Exercise requirements:
Please switch "interactable" to "clickable" in every one of the items below and leave everything else as it is.

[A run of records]
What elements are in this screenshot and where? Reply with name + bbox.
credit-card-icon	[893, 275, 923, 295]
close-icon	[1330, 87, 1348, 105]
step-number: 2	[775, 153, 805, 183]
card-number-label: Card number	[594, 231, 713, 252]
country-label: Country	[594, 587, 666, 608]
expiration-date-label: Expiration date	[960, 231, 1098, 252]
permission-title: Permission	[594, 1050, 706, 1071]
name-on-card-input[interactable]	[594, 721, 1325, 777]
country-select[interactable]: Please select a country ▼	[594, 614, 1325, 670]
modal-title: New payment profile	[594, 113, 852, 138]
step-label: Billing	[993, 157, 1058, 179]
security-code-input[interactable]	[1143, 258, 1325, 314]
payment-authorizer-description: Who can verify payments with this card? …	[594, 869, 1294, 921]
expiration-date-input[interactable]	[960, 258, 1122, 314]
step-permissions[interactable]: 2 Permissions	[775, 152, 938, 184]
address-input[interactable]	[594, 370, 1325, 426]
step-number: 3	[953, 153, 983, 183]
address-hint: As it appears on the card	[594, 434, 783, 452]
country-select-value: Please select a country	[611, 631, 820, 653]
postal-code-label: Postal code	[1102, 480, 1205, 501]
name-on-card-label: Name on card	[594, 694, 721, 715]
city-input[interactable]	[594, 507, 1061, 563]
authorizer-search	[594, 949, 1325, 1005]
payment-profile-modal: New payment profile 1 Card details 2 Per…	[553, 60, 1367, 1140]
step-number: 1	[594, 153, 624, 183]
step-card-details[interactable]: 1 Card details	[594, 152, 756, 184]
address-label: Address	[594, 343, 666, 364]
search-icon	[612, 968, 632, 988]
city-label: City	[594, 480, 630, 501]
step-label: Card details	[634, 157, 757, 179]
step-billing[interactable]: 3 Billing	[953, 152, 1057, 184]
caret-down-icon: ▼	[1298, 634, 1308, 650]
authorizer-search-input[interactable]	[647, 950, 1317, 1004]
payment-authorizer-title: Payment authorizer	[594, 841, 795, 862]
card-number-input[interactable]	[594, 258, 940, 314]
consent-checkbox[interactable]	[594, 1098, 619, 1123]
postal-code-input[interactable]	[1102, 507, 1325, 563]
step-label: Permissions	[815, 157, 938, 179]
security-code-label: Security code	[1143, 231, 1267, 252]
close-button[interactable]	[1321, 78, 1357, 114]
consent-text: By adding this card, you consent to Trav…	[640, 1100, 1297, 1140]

Completed task:
What elements are in this screenshot and where? Reply with name + bbox.
credit-card-icon	[893, 275, 923, 295]
close-icon	[1330, 87, 1348, 105]
step-number: 2	[775, 153, 805, 183]
card-number-label: Card number	[594, 231, 713, 252]
country-label: Country	[594, 587, 666, 608]
expiration-date-label: Expiration date	[960, 231, 1098, 252]
permission-title: Permission	[594, 1050, 706, 1071]
name-on-card-input[clickable]	[594, 721, 1325, 777]
country-select[clickable]: Please select a country ▼	[594, 614, 1325, 670]
modal-title: New payment profile	[594, 113, 852, 138]
step-label: Billing	[993, 157, 1058, 179]
security-code-input[clickable]	[1143, 258, 1325, 314]
payment-authorizer-description: Who can verify payments with this card? …	[594, 869, 1294, 921]
expiration-date-input[clickable]	[960, 258, 1122, 314]
step-permissions[clickable]: 2 Permissions	[775, 152, 938, 184]
address-input[clickable]	[594, 370, 1325, 426]
step-number: 3	[953, 153, 983, 183]
address-hint: As it appears on the card	[594, 434, 783, 452]
country-select-value: Please select a country	[611, 631, 820, 653]
postal-code-label: Postal code	[1102, 480, 1205, 501]
name-on-card-label: Name on card	[594, 694, 721, 715]
city-input[clickable]	[594, 507, 1061, 563]
authorizer-search	[594, 949, 1325, 1005]
payment-profile-modal: New payment profile 1 Card details 2 Per…	[553, 60, 1367, 1140]
step-number: 1	[594, 153, 624, 183]
step-card-details[clickable]: 1 Card details	[594, 152, 756, 184]
address-label: Address	[594, 343, 666, 364]
search-icon	[612, 968, 632, 988]
city-label: City	[594, 480, 630, 501]
step-label: Card details	[634, 157, 757, 179]
step-billing[clickable]: 3 Billing	[953, 152, 1057, 184]
caret-down-icon: ▼	[1298, 634, 1308, 650]
authorizer-search-input[clickable]	[647, 950, 1317, 1004]
payment-authorizer-title: Payment authorizer	[594, 841, 795, 862]
card-number-input[clickable]	[594, 258, 940, 314]
consent-checkbox[clickable]	[594, 1098, 619, 1123]
postal-code-input[clickable]	[1102, 507, 1325, 563]
step-label: Permissions	[815, 157, 938, 179]
security-code-label: Security code	[1143, 231, 1267, 252]
close-button[clickable]	[1321, 78, 1357, 114]
consent-text: By adding this card, you consent to Trav…	[640, 1100, 1297, 1140]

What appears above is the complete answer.